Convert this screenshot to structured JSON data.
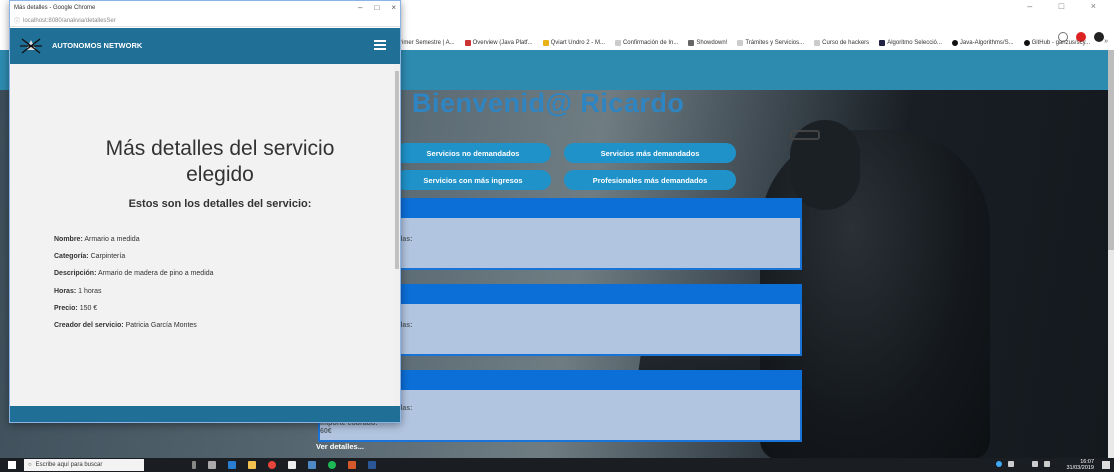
{
  "popup": {
    "window_title": "Más detalles - Google Chrome",
    "url": "localhost:8080/anakvia/detallesSer",
    "brand": "AUTONOMOS NETWORK",
    "heading": "Más detalles del servicio elegido",
    "subheading": "Estos son los detalles del servicio:",
    "details": [
      {
        "label": "Nombre:",
        "value": "Armario a medida"
      },
      {
        "label": "Categoría:",
        "value": "Carpintería"
      },
      {
        "label": "Descripción:",
        "value": "Armario de madera de pino a medida"
      },
      {
        "label": "Horas:",
        "value": "1 horas"
      },
      {
        "label": "Precio:",
        "value": "150 €"
      },
      {
        "label": "Creador del servicio:",
        "value": "Patricia García Montes"
      }
    ]
  },
  "background": {
    "bookmarks": [
      "rimer Semestre | A...",
      "Overview (Java Platf...",
      "Qviart Undro 2 - M...",
      "Confirmación de In...",
      "Showdown!",
      "Trámites y Servicios...",
      "Curso de hackers",
      "Algoritmo Selecció...",
      "Java-Algorithms/S...",
      "GitHub - ganzus/scy..."
    ],
    "welcome": "Bienvenid@ Ricardo",
    "buttons": [
      "Servicios no demandados",
      "Servicios más demandados",
      "Servicios con más ingresos",
      "Profesionales más demandados"
    ],
    "card_fragment_1": "etadas:",
    "card_fragment_2": "etadas:",
    "card_fragment_3a": "co",
    "card_fragment_3b": "etadas:",
    "card3_importe_label": "Importe cobrado:",
    "card3_importe_value": "60€",
    "ver_detalles": "Ver detalles..."
  },
  "taskbar": {
    "search_placeholder": "Escribe aquí para buscar",
    "time": "16:07",
    "date": "31/03/2019"
  },
  "colors": {
    "nav_blue": "#1f6f97",
    "accent_blue": "#1f92c9",
    "card_header": "#0c6fd8",
    "card_body": "#b2c5e0",
    "welcome_text": "#2e85c2"
  }
}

◇ ◇ ◇

* **Task instructions**
Write out every line above exactly as it is, leaving out the pictures.

* **Solution to this problem**
Convert this screenshot to structured JSON data.
{
  "popup": {
    "window_title": "Más detalles - Google Chrome",
    "url": "localhost:8080/anakvia/detallesSer",
    "brand": "AUTONOMOS NETWORK",
    "heading": "Más detalles del servicio elegido",
    "subheading": "Estos son los detalles del servicio:",
    "details": [
      {
        "label": "Nombre:",
        "value": "Armario a medida"
      },
      {
        "label": "Categoría:",
        "value": "Carpintería"
      },
      {
        "label": "Descripción:",
        "value": "Armario de madera de pino a medida"
      },
      {
        "label": "Horas:",
        "value": "1 horas"
      },
      {
        "label": "Precio:",
        "value": "150 €"
      },
      {
        "label": "Creador del servicio:",
        "value": "Patricia García Montes"
      }
    ]
  },
  "background": {
    "bookmarks": [
      "rimer Semestre | A...",
      "Overview (Java Platf...",
      "Qviart Undro 2 - M...",
      "Confirmación de In...",
      "Showdown!",
      "Trámites y Servicios...",
      "Curso de hackers",
      "Algoritmo Selecció...",
      "Java-Algorithms/S...",
      "GitHub - ganzus/scy..."
    ],
    "welcome": "Bienvenid@ Ricardo",
    "buttons": [
      "Servicios no demandados",
      "Servicios más demandados",
      "Servicios con más ingresos",
      "Profesionales más demandados"
    ],
    "card_fragment_1": "etadas:",
    "card_fragment_2": "etadas:",
    "card_fragment_3a": "co",
    "card_fragment_3b": "etadas:",
    "card3_importe_label": "Importe cobrado:",
    "card3_importe_value": "60€",
    "ver_detalles": "Ver detalles..."
  },
  "taskbar": {
    "search_placeholder": "Escribe aquí para buscar",
    "time": "16:07",
    "date": "31/03/2019"
  },
  "colors": {
    "nav_blue": "#1f6f97",
    "accent_blue": "#1f92c9",
    "card_header": "#0c6fd8",
    "card_body": "#b2c5e0",
    "welcome_text": "#2e85c2"
  }
}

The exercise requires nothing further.